» **INSTRUCTIONS FOR THE TASK**:
Find how many lines in the data below include the word "name", then write only that number.

--- START PROVIDED ENTRIES ---

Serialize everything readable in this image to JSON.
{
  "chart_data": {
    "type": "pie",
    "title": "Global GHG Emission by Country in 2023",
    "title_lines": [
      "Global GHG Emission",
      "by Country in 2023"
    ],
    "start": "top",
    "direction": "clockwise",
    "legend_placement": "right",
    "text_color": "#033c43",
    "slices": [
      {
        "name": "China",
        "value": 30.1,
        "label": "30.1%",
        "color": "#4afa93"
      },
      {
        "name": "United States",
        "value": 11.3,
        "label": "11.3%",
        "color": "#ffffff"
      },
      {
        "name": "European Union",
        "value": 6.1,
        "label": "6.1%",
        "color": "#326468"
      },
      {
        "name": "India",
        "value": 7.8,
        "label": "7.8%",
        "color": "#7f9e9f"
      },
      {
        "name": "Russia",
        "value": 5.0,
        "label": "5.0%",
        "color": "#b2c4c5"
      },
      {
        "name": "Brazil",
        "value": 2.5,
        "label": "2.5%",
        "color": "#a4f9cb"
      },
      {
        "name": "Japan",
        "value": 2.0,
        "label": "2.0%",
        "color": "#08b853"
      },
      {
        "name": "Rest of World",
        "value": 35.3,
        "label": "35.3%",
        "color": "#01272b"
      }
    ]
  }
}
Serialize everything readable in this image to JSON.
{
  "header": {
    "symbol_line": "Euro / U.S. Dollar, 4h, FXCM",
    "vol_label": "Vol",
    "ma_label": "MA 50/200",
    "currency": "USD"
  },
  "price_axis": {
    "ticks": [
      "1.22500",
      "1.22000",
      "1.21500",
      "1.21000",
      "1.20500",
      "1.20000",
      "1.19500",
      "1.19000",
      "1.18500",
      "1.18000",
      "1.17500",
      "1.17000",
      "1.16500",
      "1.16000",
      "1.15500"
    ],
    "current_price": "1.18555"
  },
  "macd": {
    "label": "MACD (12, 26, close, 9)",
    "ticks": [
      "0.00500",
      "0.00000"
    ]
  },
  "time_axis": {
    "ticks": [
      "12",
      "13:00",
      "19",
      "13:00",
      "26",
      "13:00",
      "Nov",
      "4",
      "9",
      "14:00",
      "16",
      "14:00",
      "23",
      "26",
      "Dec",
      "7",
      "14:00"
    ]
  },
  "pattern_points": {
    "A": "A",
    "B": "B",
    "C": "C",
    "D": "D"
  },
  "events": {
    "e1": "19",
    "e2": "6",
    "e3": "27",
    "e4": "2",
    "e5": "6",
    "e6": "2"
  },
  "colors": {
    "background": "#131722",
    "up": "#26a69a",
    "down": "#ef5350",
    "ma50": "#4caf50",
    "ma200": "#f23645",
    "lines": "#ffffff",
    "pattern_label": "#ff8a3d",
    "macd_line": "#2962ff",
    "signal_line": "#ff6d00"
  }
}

--- END PROVIDED ENTRIES ---

» **RESULT OF THIS TASK**:
8